■ Given request ■
Print every entry exactly as written.

■ Records shown ■
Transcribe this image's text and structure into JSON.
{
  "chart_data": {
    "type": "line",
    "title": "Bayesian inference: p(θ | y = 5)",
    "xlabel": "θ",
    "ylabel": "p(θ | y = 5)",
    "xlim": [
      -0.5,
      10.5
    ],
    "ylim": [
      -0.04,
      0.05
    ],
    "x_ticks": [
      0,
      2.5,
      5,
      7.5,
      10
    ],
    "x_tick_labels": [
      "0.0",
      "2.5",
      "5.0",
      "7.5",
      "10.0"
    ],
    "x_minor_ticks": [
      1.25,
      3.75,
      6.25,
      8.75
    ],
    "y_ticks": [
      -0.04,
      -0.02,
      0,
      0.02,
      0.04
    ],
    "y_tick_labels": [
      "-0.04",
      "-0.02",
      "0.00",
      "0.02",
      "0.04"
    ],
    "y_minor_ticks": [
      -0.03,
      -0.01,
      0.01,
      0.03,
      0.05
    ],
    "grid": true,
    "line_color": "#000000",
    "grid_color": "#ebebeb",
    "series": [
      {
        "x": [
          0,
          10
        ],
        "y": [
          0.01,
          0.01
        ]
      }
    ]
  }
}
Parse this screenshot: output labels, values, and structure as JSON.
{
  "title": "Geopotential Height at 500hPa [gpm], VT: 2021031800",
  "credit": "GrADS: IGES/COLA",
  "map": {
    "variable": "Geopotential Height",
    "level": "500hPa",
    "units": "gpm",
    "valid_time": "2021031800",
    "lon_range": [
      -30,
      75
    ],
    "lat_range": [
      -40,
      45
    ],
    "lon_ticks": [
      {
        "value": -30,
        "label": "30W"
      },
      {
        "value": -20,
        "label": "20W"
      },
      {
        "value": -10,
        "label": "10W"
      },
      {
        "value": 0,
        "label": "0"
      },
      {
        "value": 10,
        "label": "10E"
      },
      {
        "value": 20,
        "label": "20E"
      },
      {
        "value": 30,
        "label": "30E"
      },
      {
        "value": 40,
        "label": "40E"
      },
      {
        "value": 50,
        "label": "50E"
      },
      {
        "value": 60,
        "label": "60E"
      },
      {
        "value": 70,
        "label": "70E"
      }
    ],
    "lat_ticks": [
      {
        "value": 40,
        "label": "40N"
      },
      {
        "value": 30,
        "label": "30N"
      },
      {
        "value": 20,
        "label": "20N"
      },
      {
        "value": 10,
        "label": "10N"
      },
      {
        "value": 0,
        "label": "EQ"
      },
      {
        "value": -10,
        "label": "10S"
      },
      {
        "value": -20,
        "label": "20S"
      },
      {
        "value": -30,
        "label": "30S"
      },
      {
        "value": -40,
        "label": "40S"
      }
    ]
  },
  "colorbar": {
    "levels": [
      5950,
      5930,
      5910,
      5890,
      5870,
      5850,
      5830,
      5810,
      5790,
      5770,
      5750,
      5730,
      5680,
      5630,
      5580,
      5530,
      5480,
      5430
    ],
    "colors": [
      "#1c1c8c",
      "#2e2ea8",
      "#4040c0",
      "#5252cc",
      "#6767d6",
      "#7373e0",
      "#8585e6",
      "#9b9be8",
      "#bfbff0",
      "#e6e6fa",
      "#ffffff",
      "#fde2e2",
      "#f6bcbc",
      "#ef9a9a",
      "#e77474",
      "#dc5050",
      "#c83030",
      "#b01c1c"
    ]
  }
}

■ Answer to the problem ■
Transcribe this image's text and structure into JSON.
{
  "chart_data": {
    "type": "line",
    "title": "Bayesian inference: p(θ | y = 5)",
    "xlabel": "θ",
    "ylabel": "p(θ | y = 5)",
    "xlim": [
      -0.5,
      10.5
    ],
    "ylim": [
      -0.04,
      0.05
    ],
    "x_ticks": [
      0,
      2.5,
      5,
      7.5,
      10
    ],
    "x_tick_labels": [
      "0.0",
      "2.5",
      "5.0",
      "7.5",
      "10.0"
    ],
    "x_minor_ticks": [
      1.25,
      3.75,
      6.25,
      8.75
    ],
    "y_ticks": [
      -0.04,
      -0.02,
      0,
      0.02,
      0.04
    ],
    "y_tick_labels": [
      "-0.04",
      "-0.02",
      "0.00",
      "0.02",
      "0.04"
    ],
    "y_minor_ticks": [
      -0.03,
      -0.01,
      0.01,
      0.03,
      0.05
    ],
    "grid": true,
    "line_color": "#000000",
    "grid_color": "#ebebeb",
    "series": [
      {
        "x": [
          0,
          10
        ],
        "y": [
          0.01,
          0.01
        ]
      }
    ]
  }
}
Parse this screenshot: output labels, values, and structure as JSON.
{
  "title": "Geopotential Height at 500hPa [gpm], VT: 2021031800",
  "credit": "GrADS: IGES/COLA",
  "map": {
    "variable": "Geopotential Height",
    "level": "500hPa",
    "units": "gpm",
    "valid_time": "2021031800",
    "lon_range": [
      -30,
      75
    ],
    "lat_range": [
      -40,
      45
    ],
    "lon_ticks": [
      {
        "value": -30,
        "label": "30W"
      },
      {
        "value": -20,
        "label": "20W"
      },
      {
        "value": -10,
        "label": "10W"
      },
      {
        "value": 0,
        "label": "0"
      },
      {
        "value": 10,
        "label": "10E"
      },
      {
        "value": 20,
        "label": "20E"
      },
      {
        "value": 30,
        "label": "30E"
      },
      {
        "value": 40,
        "label": "40E"
      },
      {
        "value": 50,
        "label": "50E"
      },
      {
        "value": 60,
        "label": "60E"
      },
      {
        "value": 70,
        "label": "70E"
      }
    ],
    "lat_ticks": [
      {
        "value": 40,
        "label": "40N"
      },
      {
        "value": 30,
        "label": "30N"
      },
      {
        "value": 20,
        "label": "20N"
      },
      {
        "value": 10,
        "label": "10N"
      },
      {
        "value": 0,
        "label": "EQ"
      },
      {
        "value": -10,
        "label": "10S"
      },
      {
        "value": -20,
        "label": "20S"
      },
      {
        "value": -30,
        "label": "30S"
      },
      {
        "value": -40,
        "label": "40S"
      }
    ]
  },
  "colorbar": {
    "levels": [
      5950,
      5930,
      5910,
      5890,
      5870,
      5850,
      5830,
      5810,
      5790,
      5770,
      5750,
      5730,
      5680,
      5630,
      5580,
      5530,
      5480,
      5430
    ],
    "colors": [
      "#1c1c8c",
      "#2e2ea8",
      "#4040c0",
      "#5252cc",
      "#6767d6",
      "#7373e0",
      "#8585e6",
      "#9b9be8",
      "#bfbff0",
      "#e6e6fa",
      "#ffffff",
      "#fde2e2",
      "#f6bcbc",
      "#ef9a9a",
      "#e77474",
      "#dc5050",
      "#c83030",
      "#b01c1c"
    ]
  }
}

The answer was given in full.